→ Set problem
Reproduce the records that follow in full, excluding any picture they contain.
# START OF Exercise input
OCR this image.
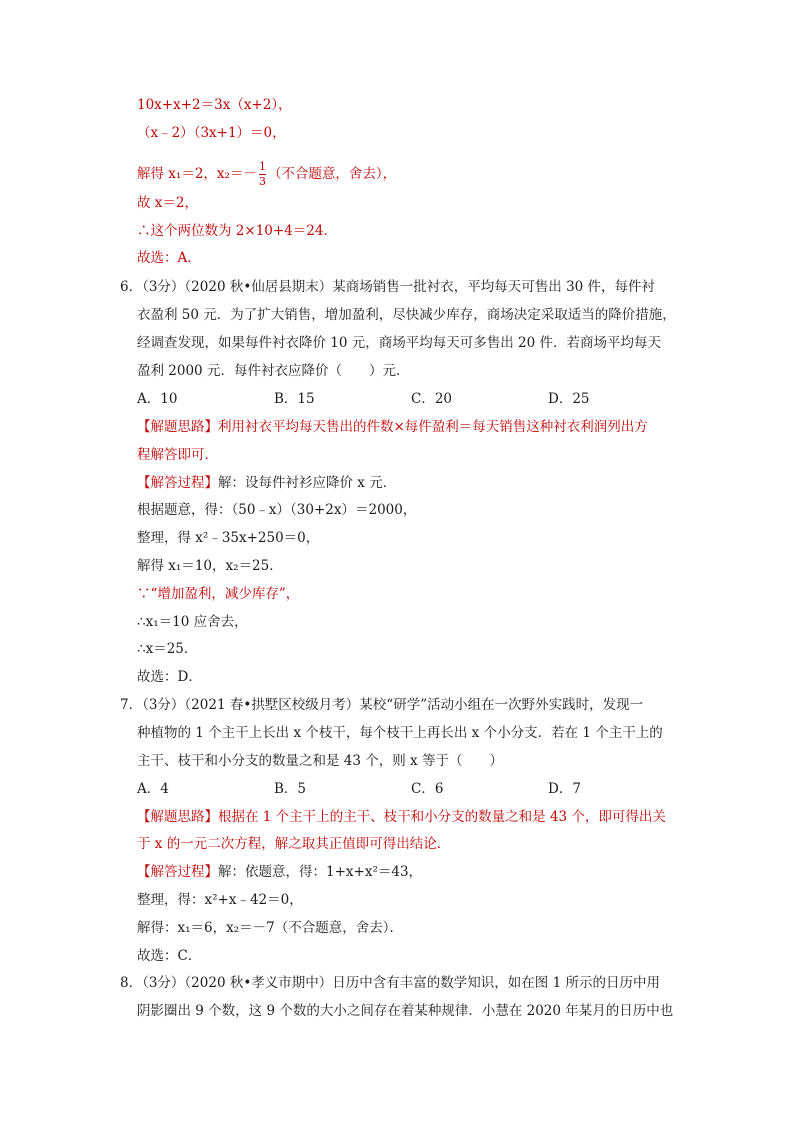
10x+x+2＝3x（x+2），
（x﹣2）（3x+1）＝0，
解得 x₁＝2，$x_2=- \frac{1}{3}$ （不合题意，舍去），
故 x＝2，
∴这个两位数为 2×10+4＝24．
故选：A．
6．（3分）（2020 秋•仙居县期末）某商场销售一批衬衣，平均每天可售出 30 件，每件衬
衣盈利 50 元．为了扩大销售，增加盈利，尽快减少库存，商场决定采取适当的降价措施，
经调查发现，如果每件衬衣降价 10 元，商场平均每天可多售出 20 件．若商场平均每天
盈利 2000 元．每件衬衣应降价（　　）元．
A．10	B．15	C．20	D．25
【解题思路】利用衬衣平均每天售出的件数×每件盈利＝每天销售这种衬衣利润列出方
程解答即可．
【解答过程】解：设每件衬衫应降价 x 元．
根据题意，得：（50﹣x）（30+2x）＝2000，
整理，得 x²﹣35x+250＝0，
解得 x₁＝10，x₂＝25．
∵“增加盈利，减少库存”，
∴x₁＝10 应舍去，
∴x＝25．
故选：D．
7．（3分）（2021 春•拱墅区校级月考）某校“研学”活动小组在一次野外实践时，发现一
种植物的 1 个主干上长出 x 个枝干，每个枝干上再长出 x 个小分支．若在 1 个主干上的
主干、枝干和小分支的数量之和是 43 个，则 x 等于（　　）
A．4	B．5	C．6	D．7
【解题思路】根据在 1 个主干上的主干、枝干和小分支的数量之和是 43 个，即可得出关
于 x 的一元二次方程，解之取其正值即可得出结论．
【解答过程】解：依题意，得：1+x+x²＝43，
整理，得：x²+x﹣42＝0，
解得：x₁＝6，x₂＝－7（不合题意，舍去）．
故选：C．
8．（3分）（2020 秋•孝义市期中）日历中含有丰富的数学知识，如在图 1 所示的日历中用
阴影圈出 9 个数，这 9 个数的大小之间存在着某种规律．小慧在 2020 年某月的日历中也
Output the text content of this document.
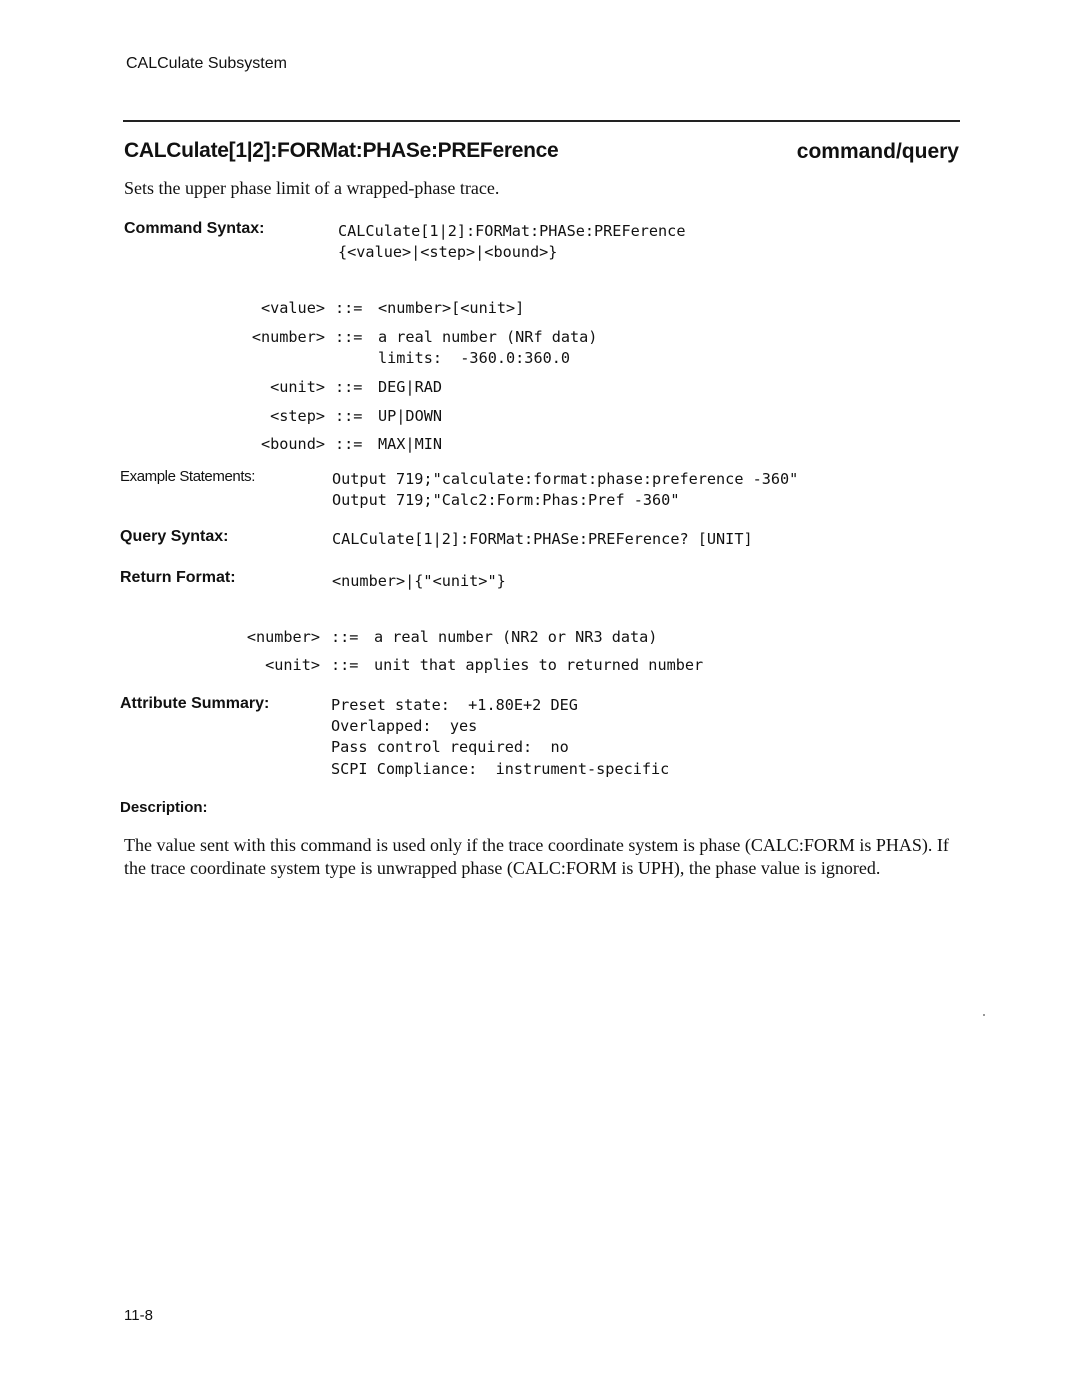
CALCulate Subsystem
CALCulate[1|2]:FORMat:PHASe:PREFerence	command/query
Sets the upper phase limit of a wrapped-phase trace.
Command Syntax:	CALCulate[1|2]:FORMat:PHASe:PREFerence
{<value>|<step>|<bound>}
<value> ::= <number>[<unit>]
<number> ::= a real number (NRf data)
limits:  -360.0:360.0
<unit> ::= DEG|RAD
<step> ::= UP|DOWN
<bound> ::= MAX|MIN
Example Statements:	Output 719;"calculate:format:phase:preference -360"
Output 719;"Calc2:Form:Phas:Pref -360"
Query Syntax:	CALCulate[1|2]:FORMat:PHASe:PREFerence? [UNIT]
Return Format:	<number>|{"<unit>"}
<number> ::= a real number (NR2 or NR3 data)
<unit> ::= unit that applies to returned number
Attribute Summary:	Preset state:  +1.80E+2 DEG
Overlapped:  yes
Pass control required:  no
SCPI Compliance:  instrument-specific
Description:
The value sent with this command is used only if the trace coordinate system is phase (CALC:FORM is PHAS). If the trace coordinate system type is unwrapped phase (CALC:FORM is UPH), the phase value is ignored.
11-8
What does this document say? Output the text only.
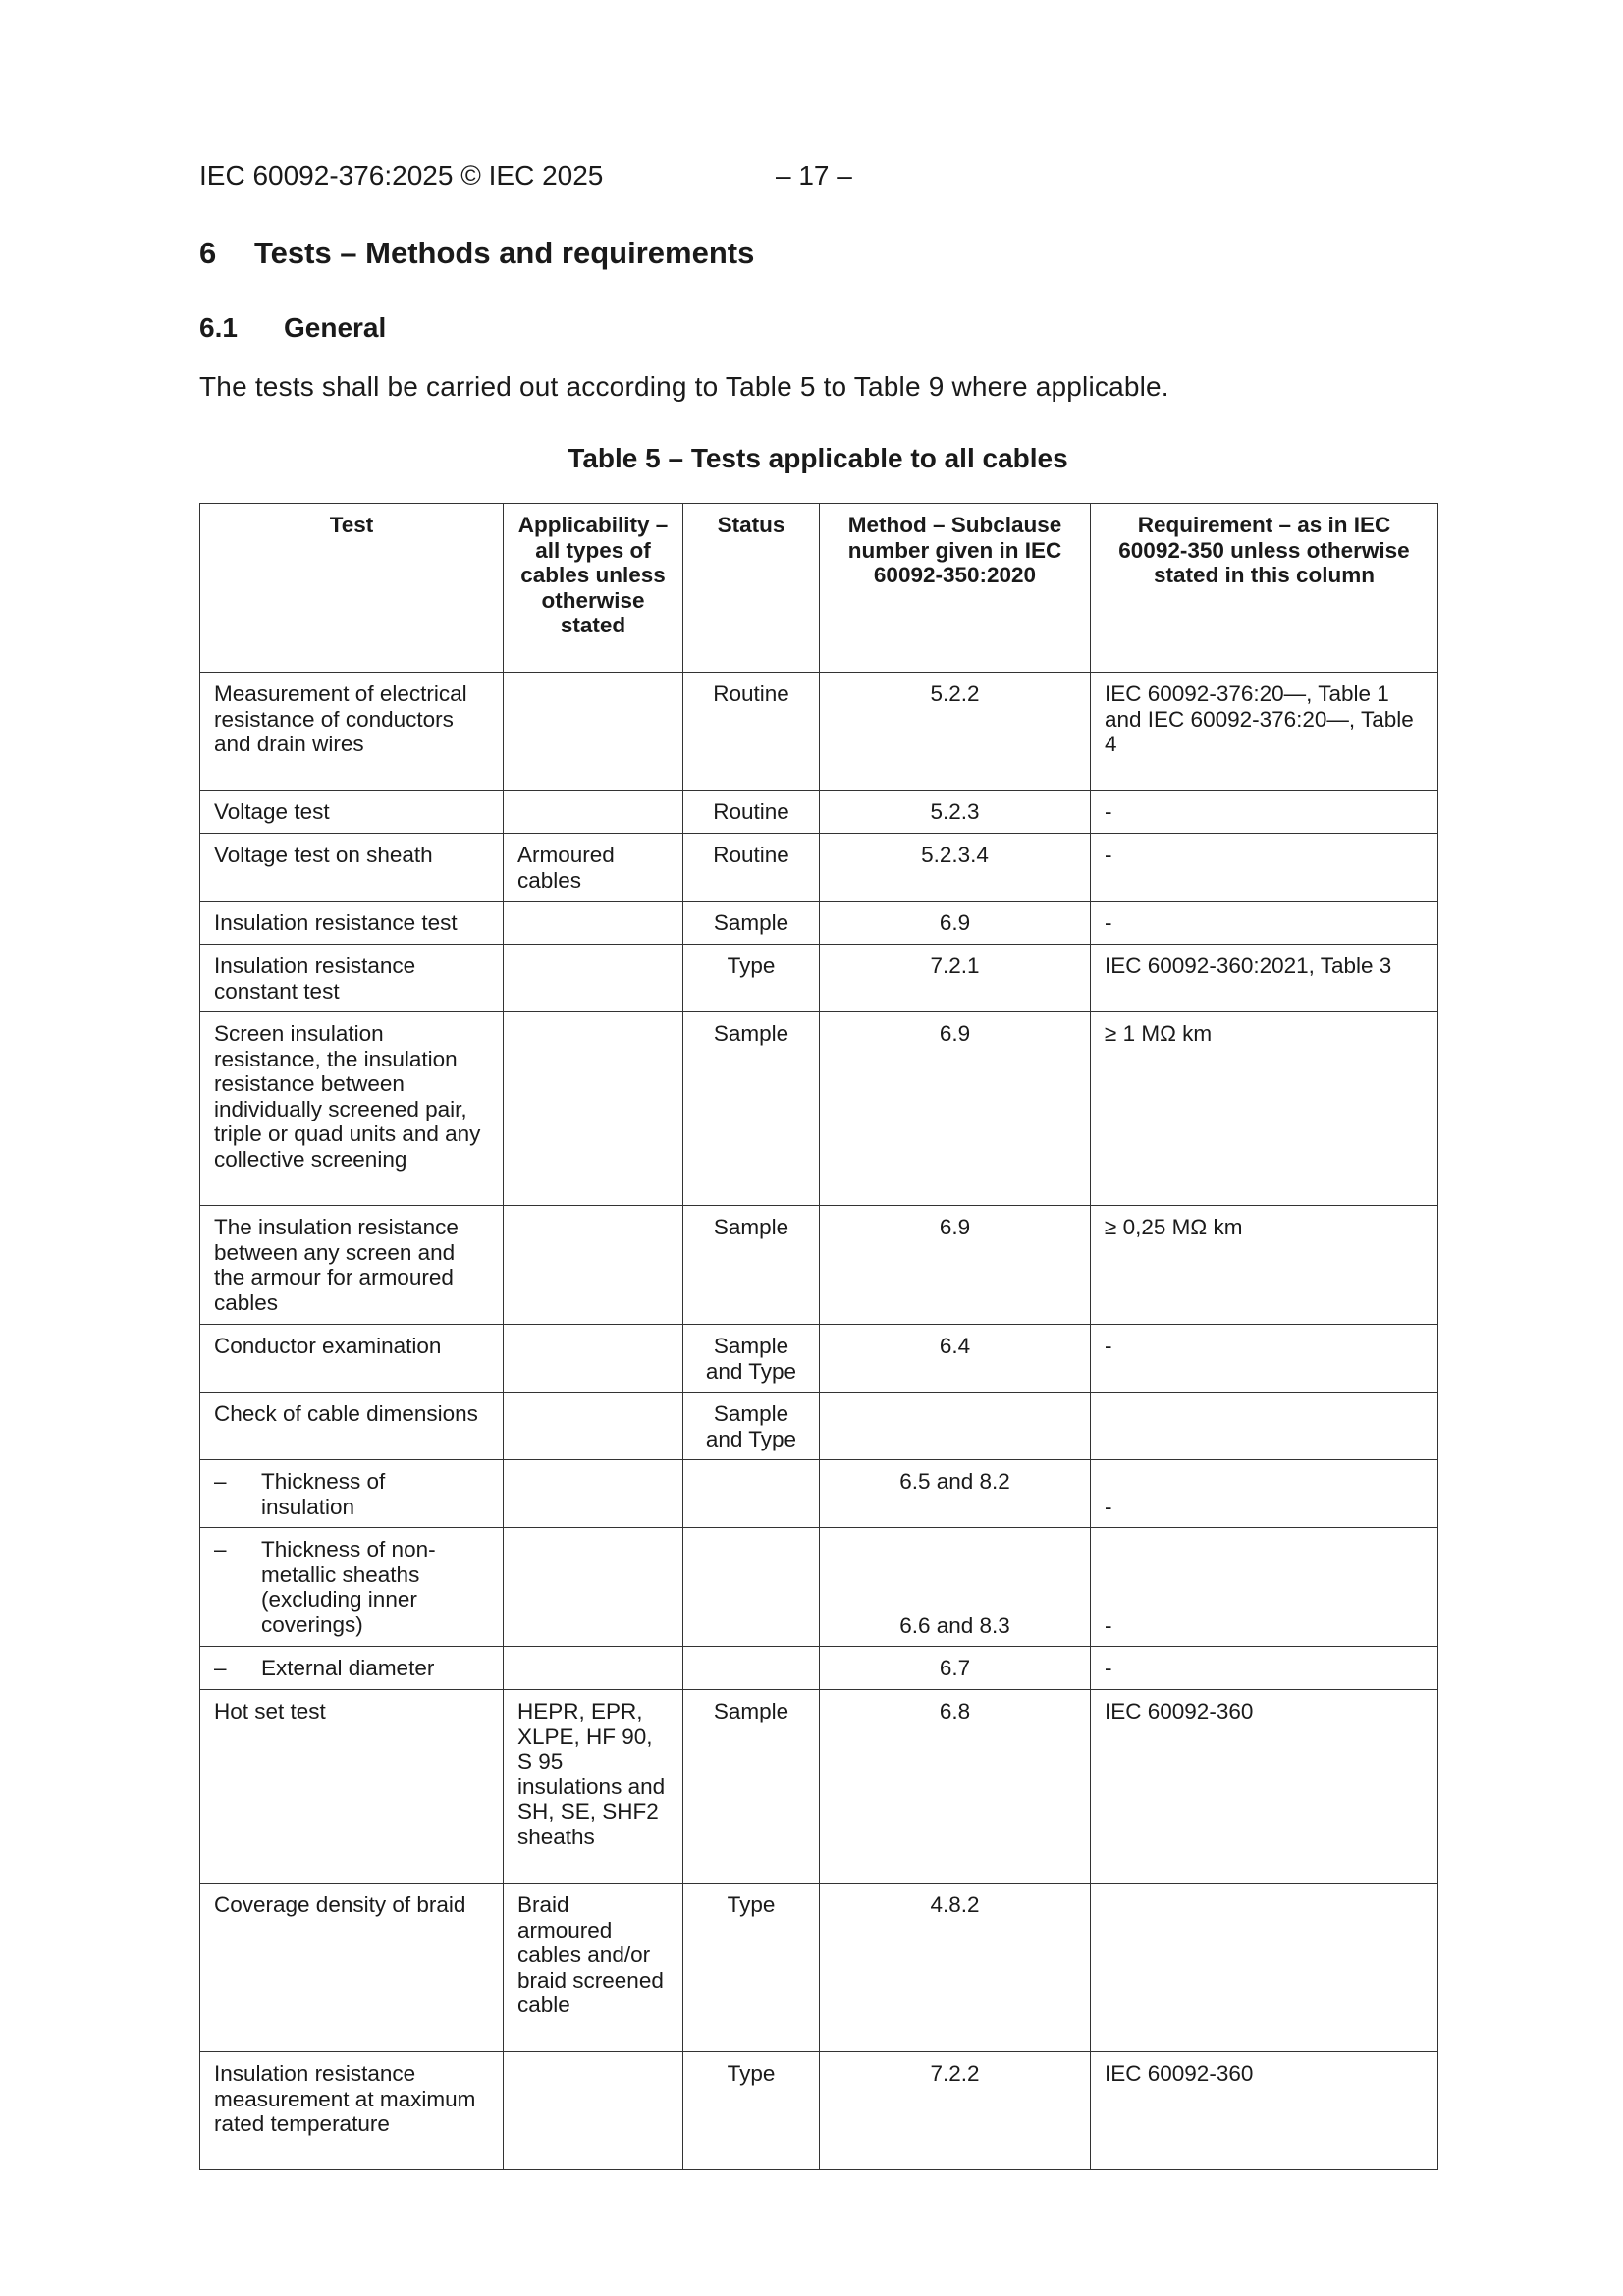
IEC 60092-376:2025 © IEC 2025	– 17 –
6 Tests – Methods and requirements
6.1 General
The tests shall be carried out according to Table 5 to Table 9 where applicable.
Table 5 – Tests applicable to all cables
Test	Applicability – all types of cables unless otherwise stated	Status	Method – Subclause number given in IEC 60092-350:2020	Requirement – as in IEC 60092-350 unless otherwise stated in this column
Measurement of electrical resistance of conductors and drain wires		Routine	5.2.2	IEC 60092-376:20—, Table 1 and IEC 60092-376:20—, Table 4
Voltage test		Routine	5.2.3	-
Voltage test on sheath	Armoured cables	Routine	5.2.3.4	-
Insulation resistance test		Sample	6.9	-
Insulation resistance constant test		Type	7.2.1	IEC 60092-360:2021, Table 3
Screen insulation resistance, the insulation resistance between individually screened pair, triple or quad units and any collective screening		Sample	6.9	≥ 1 MΩ km
The insulation resistance between any screen and the armour for armoured cables		Sample	6.9	≥ 0,25 MΩ km
Conductor examination		Sample and Type	6.4	-
Check of cable dimensions		Sample and Type		
– Thickness of insulation			6.5 and 8.2	-
– Thickness of non-metallic sheaths (excluding inner coverings)			6.6 and 8.3	-
– External diameter			6.7	-
Hot set test	HEPR, EPR, XLPE, HF 90, S 95 insulations and SH, SE, SHF2 sheaths	Sample	6.8	IEC 60092-360
Coverage density of braid	Braid armoured cables and/or braid screened cable	Type	4.8.2	
Insulation resistance measurement at maximum rated temperature		Type	7.2.2	IEC 60092-360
# END OF Exercise input
→ Final result
OCR this image.
10x+x+2＝3x（x+2），
（x﹣2）（3x+1）＝0，
解得 x₁＝2，$x_2=- \frac{1}{3}$ （不合题意，舍去），
故 x＝2，
∴这个两位数为 2×10+4＝24．
故选：A．
6．（3分）（2020 秋•仙居县期末）某商场销售一批衬衣，平均每天可售出 30 件，每件衬
衣盈利 50 元．为了扩大销售，增加盈利，尽快减少库存，商场决定采取适当的降价措施，
经调查发现，如果每件衬衣降价 10 元，商场平均每天可多售出 20 件．若商场平均每天
盈利 2000 元．每件衬衣应降价（　　）元．
A．10	B．15	C．20	D．25
【解题思路】利用衬衣平均每天售出的件数×每件盈利＝每天销售这种衬衣利润列出方
程解答即可．
【解答过程】解：设每件衬衫应降价 x 元．
根据题意，得：（50﹣x）（30+2x）＝2000，
整理，得 x²﹣35x+250＝0，
解得 x₁＝10，x₂＝25．
∵“增加盈利，减少库存”，
∴x₁＝10 应舍去，
∴x＝25．
故选：D．
7．（3分）（2021 春•拱墅区校级月考）某校“研学”活动小组在一次野外实践时，发现一
种植物的 1 个主干上长出 x 个枝干，每个枝干上再长出 x 个小分支．若在 1 个主干上的
主干、枝干和小分支的数量之和是 43 个，则 x 等于（　　）
A．4	B．5	C．6	D．7
【解题思路】根据在 1 个主干上的主干、枝干和小分支的数量之和是 43 个，即可得出关
于 x 的一元二次方程，解之取其正值即可得出结论．
【解答过程】解：依题意，得：1+x+x²＝43，
整理，得：x²+x﹣42＝0，
解得：x₁＝6，x₂＝－7（不合题意，舍去）．
故选：C．
8．（3分）（2020 秋•孝义市期中）日历中含有丰富的数学知识，如在图 1 所示的日历中用
阴影圈出 9 个数，这 9 个数的大小之间存在着某种规律．小慧在 2020 年某月的日历中也
Output the text content of this document.
CALCulate Subsystem
CALCulate[1|2]:FORMat:PHASe:PREFerence	command/query
Sets the upper phase limit of a wrapped-phase trace.
Command Syntax:	CALCulate[1|2]:FORMat:PHASe:PREFerence
{<value>|<step>|<bound>}
<value> ::= <number>[<unit>]
<number> ::= a real number (NRf data)
limits:  -360.0:360.0
<unit> ::= DEG|RAD
<step> ::= UP|DOWN
<bound> ::= MAX|MIN
Example Statements:	Output 719;"calculate:format:phase:preference -360"
Output 719;"Calc2:Form:Phas:Pref -360"
Query Syntax:	CALCulate[1|2]:FORMat:PHASe:PREFerence? [UNIT]
Return Format:	<number>|{"<unit>"}
<number> ::= a real number (NR2 or NR3 data)
<unit> ::= unit that applies to returned number
Attribute Summary:	Preset state:  +1.80E+2 DEG
Overlapped:  yes
Pass control required:  no
SCPI Compliance:  instrument-specific
Description:
The value sent with this command is used only if the trace coordinate system is phase (CALC:FORM is PHAS). If the trace coordinate system type is unwrapped phase (CALC:FORM is UPH), the phase value is ignored.
11-8
What does this document say? Output the text only.
IEC 60092-376:2025 © IEC 2025	– 17 –
6 Tests – Methods and requirements
6.1 General
The tests shall be carried out according to Table 5 to Table 9 where applicable.
Table 5 – Tests applicable to all cables
Test	Applicability – all types of cables unless otherwise stated	Status	Method – Subclause number given in IEC 60092-350:2020	Requirement – as in IEC 60092-350 unless otherwise stated in this column
Measurement of electrical resistance of conductors and drain wires		Routine	5.2.2	IEC 60092-376:20—, Table 1 and IEC 60092-376:20—, Table 4
Voltage test		Routine	5.2.3	-
Voltage test on sheath	Armoured cables	Routine	5.2.3.4	-
Insulation resistance test		Sample	6.9	-
Insulation resistance constant test		Type	7.2.1	IEC 60092-360:2021, Table 3
Screen insulation resistance, the insulation resistance between individually screened pair, triple or quad units and any collective screening		Sample	6.9	≥ 1 MΩ km
The insulation resistance between any screen and the armour for armoured cables		Sample	6.9	≥ 0,25 MΩ km
Conductor examination		Sample and Type	6.4	-
Check of cable dimensions		Sample and Type		
– Thickness of insulation			6.5 and 8.2	-
– Thickness of non-metallic sheaths (excluding inner coverings)			6.6 and 8.3	-
– External diameter			6.7	-
Hot set test	HEPR, EPR, XLPE, HF 90, S 95 insulations and SH, SE, SHF2 sheaths	Sample	6.8	IEC 60092-360
Coverage density of braid	Braid armoured cables and/or braid screened cable	Type	4.8.2	
Insulation resistance measurement at maximum rated temperature		Type	7.2.2	IEC 60092-360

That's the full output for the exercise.